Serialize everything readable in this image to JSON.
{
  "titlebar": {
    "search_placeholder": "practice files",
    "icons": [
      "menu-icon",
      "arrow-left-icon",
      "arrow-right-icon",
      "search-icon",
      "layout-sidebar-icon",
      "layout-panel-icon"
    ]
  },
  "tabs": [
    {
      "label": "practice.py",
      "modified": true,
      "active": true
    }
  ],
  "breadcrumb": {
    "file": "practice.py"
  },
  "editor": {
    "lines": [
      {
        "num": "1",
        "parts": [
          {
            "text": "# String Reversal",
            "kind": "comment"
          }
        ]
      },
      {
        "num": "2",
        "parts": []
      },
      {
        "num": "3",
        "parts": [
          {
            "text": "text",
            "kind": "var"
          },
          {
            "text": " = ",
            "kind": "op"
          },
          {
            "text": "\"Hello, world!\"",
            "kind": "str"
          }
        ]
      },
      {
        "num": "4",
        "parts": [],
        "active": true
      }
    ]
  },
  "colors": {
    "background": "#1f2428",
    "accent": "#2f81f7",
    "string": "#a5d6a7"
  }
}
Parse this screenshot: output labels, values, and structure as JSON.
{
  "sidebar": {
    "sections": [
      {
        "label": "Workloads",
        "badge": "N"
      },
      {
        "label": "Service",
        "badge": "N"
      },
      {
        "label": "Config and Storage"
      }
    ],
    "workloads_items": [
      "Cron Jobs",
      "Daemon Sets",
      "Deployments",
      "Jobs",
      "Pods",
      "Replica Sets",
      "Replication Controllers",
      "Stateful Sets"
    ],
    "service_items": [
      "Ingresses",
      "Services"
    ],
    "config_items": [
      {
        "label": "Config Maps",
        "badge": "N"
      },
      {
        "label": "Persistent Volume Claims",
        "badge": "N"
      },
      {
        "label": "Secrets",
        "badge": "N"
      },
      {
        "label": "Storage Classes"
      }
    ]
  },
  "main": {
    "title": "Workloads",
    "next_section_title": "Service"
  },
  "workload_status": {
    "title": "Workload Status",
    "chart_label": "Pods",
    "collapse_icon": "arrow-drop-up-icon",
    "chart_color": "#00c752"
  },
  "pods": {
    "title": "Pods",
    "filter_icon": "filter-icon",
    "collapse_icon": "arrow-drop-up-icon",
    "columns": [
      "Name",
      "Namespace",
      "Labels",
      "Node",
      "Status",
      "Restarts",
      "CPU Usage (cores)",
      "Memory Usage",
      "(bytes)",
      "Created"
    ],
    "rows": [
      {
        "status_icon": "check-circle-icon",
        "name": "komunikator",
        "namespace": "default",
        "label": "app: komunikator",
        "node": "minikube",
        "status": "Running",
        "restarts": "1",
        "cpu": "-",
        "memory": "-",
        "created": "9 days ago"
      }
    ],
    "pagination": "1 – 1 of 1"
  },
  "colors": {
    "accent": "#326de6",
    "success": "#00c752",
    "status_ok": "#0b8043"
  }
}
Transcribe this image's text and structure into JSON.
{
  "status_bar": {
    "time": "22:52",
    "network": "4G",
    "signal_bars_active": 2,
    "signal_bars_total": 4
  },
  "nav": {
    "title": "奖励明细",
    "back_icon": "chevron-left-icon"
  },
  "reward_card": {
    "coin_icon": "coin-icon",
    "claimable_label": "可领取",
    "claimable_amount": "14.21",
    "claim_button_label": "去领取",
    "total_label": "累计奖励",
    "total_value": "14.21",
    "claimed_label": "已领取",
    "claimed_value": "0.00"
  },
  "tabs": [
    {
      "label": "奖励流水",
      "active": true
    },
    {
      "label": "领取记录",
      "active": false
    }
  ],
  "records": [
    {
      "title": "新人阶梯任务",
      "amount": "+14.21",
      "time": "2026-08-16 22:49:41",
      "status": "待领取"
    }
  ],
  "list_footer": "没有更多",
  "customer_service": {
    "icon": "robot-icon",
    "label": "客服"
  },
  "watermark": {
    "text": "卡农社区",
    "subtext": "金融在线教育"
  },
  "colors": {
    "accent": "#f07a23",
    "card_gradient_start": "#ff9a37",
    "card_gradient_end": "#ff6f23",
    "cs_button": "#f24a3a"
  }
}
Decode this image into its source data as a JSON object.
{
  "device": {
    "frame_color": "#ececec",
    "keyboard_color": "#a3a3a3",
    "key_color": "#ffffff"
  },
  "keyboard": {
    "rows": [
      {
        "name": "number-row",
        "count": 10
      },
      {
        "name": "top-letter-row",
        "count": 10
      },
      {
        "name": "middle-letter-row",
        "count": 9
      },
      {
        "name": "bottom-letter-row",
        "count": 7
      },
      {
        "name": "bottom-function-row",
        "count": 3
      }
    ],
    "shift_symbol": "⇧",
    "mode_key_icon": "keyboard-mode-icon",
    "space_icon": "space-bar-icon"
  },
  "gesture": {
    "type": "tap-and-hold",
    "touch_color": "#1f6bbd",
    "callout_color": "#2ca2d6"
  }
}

○ ○ ○

> _Set problem_: Copy out all the entries shown above, character for character.

> _Exercise response_:
Serialize everything readable in this image to JSON.
{
  "titlebar": {
    "search_placeholder": "practice files",
    "icons": [
      "menu-icon",
      "arrow-left-icon",
      "arrow-right-icon",
      "search-icon",
      "layout-sidebar-icon",
      "layout-panel-icon"
    ]
  },
  "tabs": [
    {
      "label": "practice.py",
      "modified": true,
      "active": true
    }
  ],
  "breadcrumb": {
    "file": "practice.py"
  },
  "editor": {
    "lines": [
      {
        "num": "1",
        "parts": [
          {
            "text": "# String Reversal",
            "kind": "comment"
          }
        ]
      },
      {
        "num": "2",
        "parts": []
      },
      {
        "num": "3",
        "parts": [
          {
            "text": "text",
            "kind": "var"
          },
          {
            "text": " = ",
            "kind": "op"
          },
          {
            "text": "\"Hello, world!\"",
            "kind": "str"
          }
        ]
      },
      {
        "num": "4",
        "parts": [],
        "active": true
      }
    ]
  },
  "colors": {
    "background": "#1f2428",
    "accent": "#2f81f7",
    "string": "#a5d6a7"
  }
}
Parse this screenshot: output labels, values, and structure as JSON.
{
  "sidebar": {
    "sections": [
      {
        "label": "Workloads",
        "badge": "N"
      },
      {
        "label": "Service",
        "badge": "N"
      },
      {
        "label": "Config and Storage"
      }
    ],
    "workloads_items": [
      "Cron Jobs",
      "Daemon Sets",
      "Deployments",
      "Jobs",
      "Pods",
      "Replica Sets",
      "Replication Controllers",
      "Stateful Sets"
    ],
    "service_items": [
      "Ingresses",
      "Services"
    ],
    "config_items": [
      {
        "label": "Config Maps",
        "badge": "N"
      },
      {
        "label": "Persistent Volume Claims",
        "badge": "N"
      },
      {
        "label": "Secrets",
        "badge": "N"
      },
      {
        "label": "Storage Classes"
      }
    ]
  },
  "main": {
    "title": "Workloads",
    "next_section_title": "Service"
  },
  "workload_status": {
    "title": "Workload Status",
    "chart_label": "Pods",
    "collapse_icon": "arrow-drop-up-icon",
    "chart_color": "#00c752"
  },
  "pods": {
    "title": "Pods",
    "filter_icon": "filter-icon",
    "collapse_icon": "arrow-drop-up-icon",
    "columns": [
      "Name",
      "Namespace",
      "Labels",
      "Node",
      "Status",
      "Restarts",
      "CPU Usage (cores)",
      "Memory Usage",
      "(bytes)",
      "Created"
    ],
    "rows": [
      {
        "status_icon": "check-circle-icon",
        "name": "komunikator",
        "namespace": "default",
        "label": "app: komunikator",
        "node": "minikube",
        "status": "Running",
        "restarts": "1",
        "cpu": "-",
        "memory": "-",
        "created": "9 days ago"
      }
    ],
    "pagination": "1 – 1 of 1"
  },
  "colors": {
    "accent": "#326de6",
    "success": "#00c752",
    "status_ok": "#0b8043"
  }
}
Transcribe this image's text and structure into JSON.
{
  "status_bar": {
    "time": "22:52",
    "network": "4G",
    "signal_bars_active": 2,
    "signal_bars_total": 4
  },
  "nav": {
    "title": "奖励明细",
    "back_icon": "chevron-left-icon"
  },
  "reward_card": {
    "coin_icon": "coin-icon",
    "claimable_label": "可领取",
    "claimable_amount": "14.21",
    "claim_button_label": "去领取",
    "total_label": "累计奖励",
    "total_value": "14.21",
    "claimed_label": "已领取",
    "claimed_value": "0.00"
  },
  "tabs": [
    {
      "label": "奖励流水",
      "active": true
    },
    {
      "label": "领取记录",
      "active": false
    }
  ],
  "records": [
    {
      "title": "新人阶梯任务",
      "amount": "+14.21",
      "time": "2026-08-16 22:49:41",
      "status": "待领取"
    }
  ],
  "list_footer": "没有更多",
  "customer_service": {
    "icon": "robot-icon",
    "label": "客服"
  },
  "watermark": {
    "text": "卡农社区",
    "subtext": "金融在线教育"
  },
  "colors": {
    "accent": "#f07a23",
    "card_gradient_start": "#ff9a37",
    "card_gradient_end": "#ff6f23",
    "cs_button": "#f24a3a"
  }
}
Decode this image into its source data as a JSON object.
{
  "device": {
    "frame_color": "#ececec",
    "keyboard_color": "#a3a3a3",
    "key_color": "#ffffff"
  },
  "keyboard": {
    "rows": [
      {
        "name": "number-row",
        "count": 10
      },
      {
        "name": "top-letter-row",
        "count": 10
      },
      {
        "name": "middle-letter-row",
        "count": 9
      },
      {
        "name": "bottom-letter-row",
        "count": 7
      },
      {
        "name": "bottom-function-row",
        "count": 3
      }
    ],
    "shift_symbol": "⇧",
    "mode_key_icon": "keyboard-mode-icon",
    "space_icon": "space-bar-icon"
  },
  "gesture": {
    "type": "tap-and-hold",
    "touch_color": "#1f6bbd",
    "callout_color": "#2ca2d6"
  }
}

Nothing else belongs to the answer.